Supplied entries:
╔══

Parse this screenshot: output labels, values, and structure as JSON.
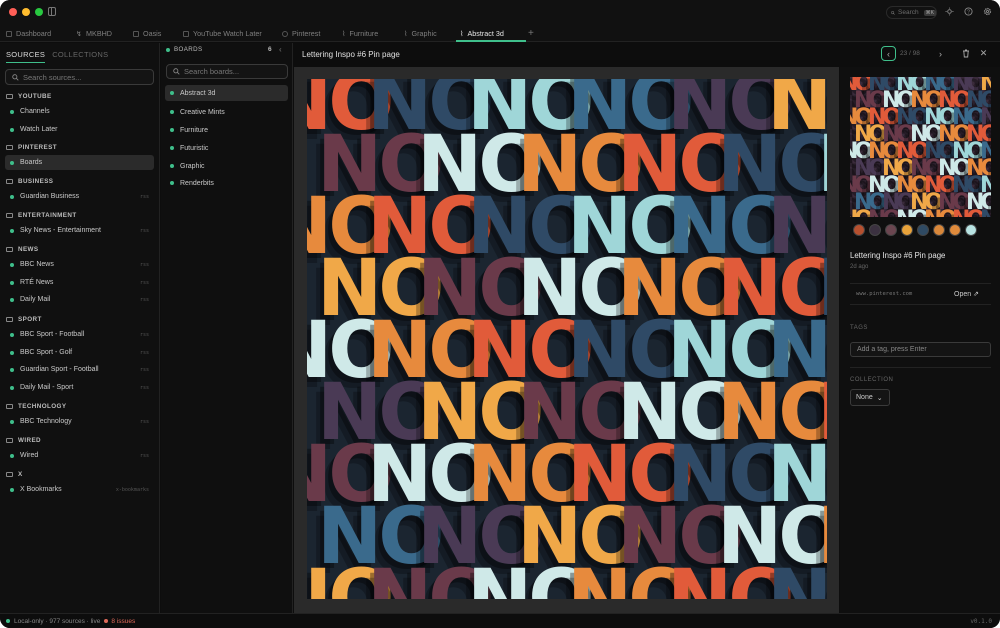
{
  "tabs": [
    {
      "label": "Dashboard"
    },
    {
      "label": "MKBHD"
    },
    {
      "label": "Oasis"
    },
    {
      "label": "YouTube Watch Later"
    },
    {
      "label": "Pinterest"
    },
    {
      "label": "Furniture"
    },
    {
      "label": "Graphic"
    },
    {
      "label": "Abstract 3d",
      "active": true
    }
  ],
  "tab_add": "+",
  "toolbar": {
    "search_label": "Search",
    "search_kbd": "⌘K"
  },
  "sidebar": {
    "tab_sources": "SOURCES",
    "tab_collections": "COLLECTIONS",
    "search_placeholder": "Search sources...",
    "groups": [
      {
        "label": "YOUTUBE",
        "items": [
          {
            "label": "Channels"
          },
          {
            "label": "Watch Later"
          }
        ]
      },
      {
        "label": "PINTEREST",
        "items": [
          {
            "label": "Boards",
            "selected": true
          }
        ]
      },
      {
        "label": "BUSINESS",
        "items": [
          {
            "label": "Guardian Business",
            "badge": "rss"
          }
        ]
      },
      {
        "label": "ENTERTAINMENT",
        "items": [
          {
            "label": "Sky News - Entertainment",
            "badge": "rss"
          }
        ]
      },
      {
        "label": "NEWS",
        "items": [
          {
            "label": "BBC News",
            "badge": "rss"
          },
          {
            "label": "RTÉ News",
            "badge": "rss"
          },
          {
            "label": "Daily Mail",
            "badge": "rss"
          }
        ]
      },
      {
        "label": "SPORT",
        "items": [
          {
            "label": "BBC Sport - Football",
            "badge": "rss"
          },
          {
            "label": "BBC Sport - Golf",
            "badge": "rss"
          },
          {
            "label": "Guardian Sport - Football",
            "badge": "rss"
          },
          {
            "label": "Daily Mail - Sport",
            "badge": "rss"
          }
        ]
      },
      {
        "label": "TECHNOLOGY",
        "items": [
          {
            "label": "BBC Technology",
            "badge": "rss"
          }
        ]
      },
      {
        "label": "WIRED",
        "items": [
          {
            "label": "Wired",
            "badge": "rss"
          }
        ]
      },
      {
        "label": "X",
        "items": [
          {
            "label": "X Bookmarks",
            "badge": "x-bookmarks"
          }
        ]
      }
    ]
  },
  "boards": {
    "header": "BOARDS",
    "count": "6",
    "search_placeholder": "Search boards...",
    "items": [
      {
        "label": "Abstract 3d",
        "selected": true
      },
      {
        "label": "Creative Mints"
      },
      {
        "label": "Furniture"
      },
      {
        "label": "Futuristic"
      },
      {
        "label": "Graphic"
      },
      {
        "label": "Renderbits"
      }
    ]
  },
  "main": {
    "title": "Lettering Inspo #6 Pin page",
    "pager_current": "23",
    "pager_sep": "/",
    "pager_total": "98",
    "image_word": "NO"
  },
  "details": {
    "title": "Lettering Inspo #6 Pin page",
    "time": "2d ago",
    "url": "www.pinterest.com",
    "open_label": "Open",
    "tags_label": "TAGS",
    "tag_placeholder": "Add a tag, press Enter",
    "collection_label": "COLLECTION",
    "collection_value": "None",
    "swatches": [
      "#b6502f",
      "#3b3140",
      "#6b4650",
      "#e8a23a",
      "#2f4a63",
      "#d8873a",
      "#e08b3c",
      "#b8e3e2"
    ]
  },
  "status": {
    "left_text": "Local-only · 977 sources · live",
    "issues": "8 issues",
    "version": "v0.1.0"
  },
  "colors": {
    "accent": "#3fbf8b",
    "error": "#e06a5a",
    "no_palette": [
      "#e15b3a",
      "#f0a848",
      "#2f4a66",
      "#6a3a4a",
      "#9fd6d8",
      "#cfe9e8",
      "#3a6a8c",
      "#e78a3d",
      "#4a3a55"
    ]
  }
}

╚══

Direction: Lines from the records above that hold "Abstract" are the ones to list.

Correct output:
      "label": "Abstract 3d",
        "label": "Abstract 3d",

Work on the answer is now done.